— start Material for the task —

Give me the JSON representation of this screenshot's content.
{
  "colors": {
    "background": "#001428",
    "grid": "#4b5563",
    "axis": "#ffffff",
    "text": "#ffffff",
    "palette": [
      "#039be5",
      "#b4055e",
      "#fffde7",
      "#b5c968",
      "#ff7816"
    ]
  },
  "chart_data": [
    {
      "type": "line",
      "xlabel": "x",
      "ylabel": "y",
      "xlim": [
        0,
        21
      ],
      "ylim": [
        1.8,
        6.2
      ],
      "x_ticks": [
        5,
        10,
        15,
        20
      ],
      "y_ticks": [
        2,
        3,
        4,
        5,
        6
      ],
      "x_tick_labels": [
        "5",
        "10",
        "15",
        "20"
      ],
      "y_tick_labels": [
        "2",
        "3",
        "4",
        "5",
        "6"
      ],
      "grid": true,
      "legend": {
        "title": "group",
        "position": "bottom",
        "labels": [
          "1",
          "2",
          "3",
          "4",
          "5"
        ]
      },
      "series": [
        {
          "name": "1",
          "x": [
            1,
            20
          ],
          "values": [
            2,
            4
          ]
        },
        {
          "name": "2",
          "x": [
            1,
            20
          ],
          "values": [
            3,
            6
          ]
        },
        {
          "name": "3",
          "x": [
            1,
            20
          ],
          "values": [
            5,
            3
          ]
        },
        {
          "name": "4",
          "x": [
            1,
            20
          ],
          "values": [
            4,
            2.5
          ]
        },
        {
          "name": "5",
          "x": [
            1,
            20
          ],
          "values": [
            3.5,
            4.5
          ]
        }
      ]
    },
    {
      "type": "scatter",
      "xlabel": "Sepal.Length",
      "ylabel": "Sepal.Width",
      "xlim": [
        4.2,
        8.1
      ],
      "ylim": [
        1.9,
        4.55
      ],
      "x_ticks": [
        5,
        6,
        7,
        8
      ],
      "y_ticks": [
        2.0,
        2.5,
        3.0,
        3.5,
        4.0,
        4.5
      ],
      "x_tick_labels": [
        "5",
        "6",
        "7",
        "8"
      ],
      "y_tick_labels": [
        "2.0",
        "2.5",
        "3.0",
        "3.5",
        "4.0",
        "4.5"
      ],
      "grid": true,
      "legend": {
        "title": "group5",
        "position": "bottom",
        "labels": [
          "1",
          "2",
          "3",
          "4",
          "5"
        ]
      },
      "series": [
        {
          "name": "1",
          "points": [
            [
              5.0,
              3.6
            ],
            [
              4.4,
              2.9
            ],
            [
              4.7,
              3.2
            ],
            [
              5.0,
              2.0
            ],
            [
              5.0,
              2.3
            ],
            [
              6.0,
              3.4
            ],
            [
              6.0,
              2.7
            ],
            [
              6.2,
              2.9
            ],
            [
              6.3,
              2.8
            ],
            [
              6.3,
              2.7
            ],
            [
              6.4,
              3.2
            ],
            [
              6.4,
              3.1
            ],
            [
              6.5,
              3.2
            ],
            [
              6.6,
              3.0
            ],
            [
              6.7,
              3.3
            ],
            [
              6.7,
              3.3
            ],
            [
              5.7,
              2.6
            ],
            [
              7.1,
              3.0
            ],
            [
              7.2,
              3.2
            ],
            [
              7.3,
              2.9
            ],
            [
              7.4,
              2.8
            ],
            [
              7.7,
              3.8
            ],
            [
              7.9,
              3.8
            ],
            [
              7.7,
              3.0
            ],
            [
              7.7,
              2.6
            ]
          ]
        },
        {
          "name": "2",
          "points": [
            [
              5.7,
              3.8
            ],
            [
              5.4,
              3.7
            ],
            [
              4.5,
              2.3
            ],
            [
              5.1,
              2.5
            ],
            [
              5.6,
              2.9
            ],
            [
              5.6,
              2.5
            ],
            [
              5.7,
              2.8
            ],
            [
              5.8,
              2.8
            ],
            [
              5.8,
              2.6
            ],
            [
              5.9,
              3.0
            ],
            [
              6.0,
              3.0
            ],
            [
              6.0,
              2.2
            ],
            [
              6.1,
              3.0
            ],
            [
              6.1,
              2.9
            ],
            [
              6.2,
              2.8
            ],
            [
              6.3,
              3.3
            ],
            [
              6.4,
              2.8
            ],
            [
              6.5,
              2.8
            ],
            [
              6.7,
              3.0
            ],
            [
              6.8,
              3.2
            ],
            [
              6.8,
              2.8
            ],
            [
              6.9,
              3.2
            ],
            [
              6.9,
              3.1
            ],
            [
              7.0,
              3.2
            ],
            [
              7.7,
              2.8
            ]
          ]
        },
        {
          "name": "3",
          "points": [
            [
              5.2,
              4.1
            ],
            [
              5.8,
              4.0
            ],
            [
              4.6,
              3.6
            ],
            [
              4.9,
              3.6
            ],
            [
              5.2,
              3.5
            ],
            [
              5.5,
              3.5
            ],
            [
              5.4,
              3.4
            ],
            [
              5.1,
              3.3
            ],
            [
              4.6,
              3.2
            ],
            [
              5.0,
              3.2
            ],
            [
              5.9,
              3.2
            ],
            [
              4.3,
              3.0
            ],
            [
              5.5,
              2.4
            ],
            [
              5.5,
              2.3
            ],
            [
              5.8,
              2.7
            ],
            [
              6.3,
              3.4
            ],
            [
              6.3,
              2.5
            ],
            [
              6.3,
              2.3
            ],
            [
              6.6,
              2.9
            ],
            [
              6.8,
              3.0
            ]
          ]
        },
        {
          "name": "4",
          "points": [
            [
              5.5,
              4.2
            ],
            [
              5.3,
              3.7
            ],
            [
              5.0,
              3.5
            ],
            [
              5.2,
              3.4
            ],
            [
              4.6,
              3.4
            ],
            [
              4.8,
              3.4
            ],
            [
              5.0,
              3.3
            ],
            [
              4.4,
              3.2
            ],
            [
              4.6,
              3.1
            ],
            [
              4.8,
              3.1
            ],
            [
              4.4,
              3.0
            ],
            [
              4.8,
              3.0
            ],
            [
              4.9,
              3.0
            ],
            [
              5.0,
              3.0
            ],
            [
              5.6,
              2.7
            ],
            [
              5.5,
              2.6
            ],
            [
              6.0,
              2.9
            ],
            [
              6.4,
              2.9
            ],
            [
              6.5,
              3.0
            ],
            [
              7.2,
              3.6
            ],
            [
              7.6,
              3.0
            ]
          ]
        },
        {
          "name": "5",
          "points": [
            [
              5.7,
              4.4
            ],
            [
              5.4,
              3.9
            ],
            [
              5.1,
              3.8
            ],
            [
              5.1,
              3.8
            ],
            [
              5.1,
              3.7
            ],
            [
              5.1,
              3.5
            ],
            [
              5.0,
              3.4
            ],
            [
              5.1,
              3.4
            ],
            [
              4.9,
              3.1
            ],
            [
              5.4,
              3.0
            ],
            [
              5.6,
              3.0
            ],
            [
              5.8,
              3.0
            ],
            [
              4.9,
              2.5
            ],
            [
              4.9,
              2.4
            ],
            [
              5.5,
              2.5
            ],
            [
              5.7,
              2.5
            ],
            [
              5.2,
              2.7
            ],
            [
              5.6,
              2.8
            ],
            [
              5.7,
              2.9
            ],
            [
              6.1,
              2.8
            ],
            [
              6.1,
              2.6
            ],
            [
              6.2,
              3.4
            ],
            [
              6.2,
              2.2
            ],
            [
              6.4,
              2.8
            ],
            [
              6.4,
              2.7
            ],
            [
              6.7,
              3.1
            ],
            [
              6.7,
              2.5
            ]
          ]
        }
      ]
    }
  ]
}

— end Material for the task —

● Work to complete
Every entry above should be retyped exactly as shown.

● Correct response
Give me the JSON representation of this screenshot's content.
{
  "colors": {
    "background": "#001428",
    "grid": "#4b5563",
    "axis": "#ffffff",
    "text": "#ffffff",
    "palette": [
      "#039be5",
      "#b4055e",
      "#fffde7",
      "#b5c968",
      "#ff7816"
    ]
  },
  "chart_data": [
    {
      "type": "line",
      "xlabel": "x",
      "ylabel": "y",
      "xlim": [
        0,
        21
      ],
      "ylim": [
        1.8,
        6.2
      ],
      "x_ticks": [
        5,
        10,
        15,
        20
      ],
      "y_ticks": [
        2,
        3,
        4,
        5,
        6
      ],
      "x_tick_labels": [
        "5",
        "10",
        "15",
        "20"
      ],
      "y_tick_labels": [
        "2",
        "3",
        "4",
        "5",
        "6"
      ],
      "grid": true,
      "legend": {
        "title": "group",
        "position": "bottom",
        "labels": [
          "1",
          "2",
          "3",
          "4",
          "5"
        ]
      },
      "series": [
        {
          "name": "1",
          "x": [
            1,
            20
          ],
          "values": [
            2,
            4
          ]
        },
        {
          "name": "2",
          "x": [
            1,
            20
          ],
          "values": [
            3,
            6
          ]
        },
        {
          "name": "3",
          "x": [
            1,
            20
          ],
          "values": [
            5,
            3
          ]
        },
        {
          "name": "4",
          "x": [
            1,
            20
          ],
          "values": [
            4,
            2.5
          ]
        },
        {
          "name": "5",
          "x": [
            1,
            20
          ],
          "values": [
            3.5,
            4.5
          ]
        }
      ]
    },
    {
      "type": "scatter",
      "xlabel": "Sepal.Length",
      "ylabel": "Sepal.Width",
      "xlim": [
        4.2,
        8.1
      ],
      "ylim": [
        1.9,
        4.55
      ],
      "x_ticks": [
        5,
        6,
        7,
        8
      ],
      "y_ticks": [
        2.0,
        2.5,
        3.0,
        3.5,
        4.0,
        4.5
      ],
      "x_tick_labels": [
        "5",
        "6",
        "7",
        "8"
      ],
      "y_tick_labels": [
        "2.0",
        "2.5",
        "3.0",
        "3.5",
        "4.0",
        "4.5"
      ],
      "grid": true,
      "legend": {
        "title": "group5",
        "position": "bottom",
        "labels": [
          "1",
          "2",
          "3",
          "4",
          "5"
        ]
      },
      "series": [
        {
          "name": "1",
          "points": [
            [
              5.0,
              3.6
            ],
            [
              4.4,
              2.9
            ],
            [
              4.7,
              3.2
            ],
            [
              5.0,
              2.0
            ],
            [
              5.0,
              2.3
            ],
            [
              6.0,
              3.4
            ],
            [
              6.0,
              2.7
            ],
            [
              6.2,
              2.9
            ],
            [
              6.3,
              2.8
            ],
            [
              6.3,
              2.7
            ],
            [
              6.4,
              3.2
            ],
            [
              6.4,
              3.1
            ],
            [
              6.5,
              3.2
            ],
            [
              6.6,
              3.0
            ],
            [
              6.7,
              3.3
            ],
            [
              6.7,
              3.3
            ],
            [
              5.7,
              2.6
            ],
            [
              7.1,
              3.0
            ],
            [
              7.2,
              3.2
            ],
            [
              7.3,
              2.9
            ],
            [
              7.4,
              2.8
            ],
            [
              7.7,
              3.8
            ],
            [
              7.9,
              3.8
            ],
            [
              7.7,
              3.0
            ],
            [
              7.7,
              2.6
            ]
          ]
        },
        {
          "name": "2",
          "points": [
            [
              5.7,
              3.8
            ],
            [
              5.4,
              3.7
            ],
            [
              4.5,
              2.3
            ],
            [
              5.1,
              2.5
            ],
            [
              5.6,
              2.9
            ],
            [
              5.6,
              2.5
            ],
            [
              5.7,
              2.8
            ],
            [
              5.8,
              2.8
            ],
            [
              5.8,
              2.6
            ],
            [
              5.9,
              3.0
            ],
            [
              6.0,
              3.0
            ],
            [
              6.0,
              2.2
            ],
            [
              6.1,
              3.0
            ],
            [
              6.1,
              2.9
            ],
            [
              6.2,
              2.8
            ],
            [
              6.3,
              3.3
            ],
            [
              6.4,
              2.8
            ],
            [
              6.5,
              2.8
            ],
            [
              6.7,
              3.0
            ],
            [
              6.8,
              3.2
            ],
            [
              6.8,
              2.8
            ],
            [
              6.9,
              3.2
            ],
            [
              6.9,
              3.1
            ],
            [
              7.0,
              3.2
            ],
            [
              7.7,
              2.8
            ]
          ]
        },
        {
          "name": "3",
          "points": [
            [
              5.2,
              4.1
            ],
            [
              5.8,
              4.0
            ],
            [
              4.6,
              3.6
            ],
            [
              4.9,
              3.6
            ],
            [
              5.2,
              3.5
            ],
            [
              5.5,
              3.5
            ],
            [
              5.4,
              3.4
            ],
            [
              5.1,
              3.3
            ],
            [
              4.6,
              3.2
            ],
            [
              5.0,
              3.2
            ],
            [
              5.9,
              3.2
            ],
            [
              4.3,
              3.0
            ],
            [
              5.5,
              2.4
            ],
            [
              5.5,
              2.3
            ],
            [
              5.8,
              2.7
            ],
            [
              6.3,
              3.4
            ],
            [
              6.3,
              2.5
            ],
            [
              6.3,
              2.3
            ],
            [
              6.6,
              2.9
            ],
            [
              6.8,
              3.0
            ]
          ]
        },
        {
          "name": "4",
          "points": [
            [
              5.5,
              4.2
            ],
            [
              5.3,
              3.7
            ],
            [
              5.0,
              3.5
            ],
            [
              5.2,
              3.4
            ],
            [
              4.6,
              3.4
            ],
            [
              4.8,
              3.4
            ],
            [
              5.0,
              3.3
            ],
            [
              4.4,
              3.2
            ],
            [
              4.6,
              3.1
            ],
            [
              4.8,
              3.1
            ],
            [
              4.4,
              3.0
            ],
            [
              4.8,
              3.0
            ],
            [
              4.9,
              3.0
            ],
            [
              5.0,
              3.0
            ],
            [
              5.6,
              2.7
            ],
            [
              5.5,
              2.6
            ],
            [
              6.0,
              2.9
            ],
            [
              6.4,
              2.9
            ],
            [
              6.5,
              3.0
            ],
            [
              7.2,
              3.6
            ],
            [
              7.6,
              3.0
            ]
          ]
        },
        {
          "name": "5",
          "points": [
            [
              5.7,
              4.4
            ],
            [
              5.4,
              3.9
            ],
            [
              5.1,
              3.8
            ],
            [
              5.1,
              3.8
            ],
            [
              5.1,
              3.7
            ],
            [
              5.1,
              3.5
            ],
            [
              5.0,
              3.4
            ],
            [
              5.1,
              3.4
            ],
            [
              4.9,
              3.1
            ],
            [
              5.4,
              3.0
            ],
            [
              5.6,
              3.0
            ],
            [
              5.8,
              3.0
            ],
            [
              4.9,
              2.5
            ],
            [
              4.9,
              2.4
            ],
            [
              5.5,
              2.5
            ],
            [
              5.7,
              2.5
            ],
            [
              5.2,
              2.7
            ],
            [
              5.6,
              2.8
            ],
            [
              5.7,
              2.9
            ],
            [
              6.1,
              2.8
            ],
            [
              6.1,
              2.6
            ],
            [
              6.2,
              3.4
            ],
            [
              6.2,
              2.2
            ],
            [
              6.4,
              2.8
            ],
            [
              6.4,
              2.7
            ],
            [
              6.7,
              3.1
            ],
            [
              6.7,
              2.5
            ]
          ]
        }
      ]
    }
  ]
}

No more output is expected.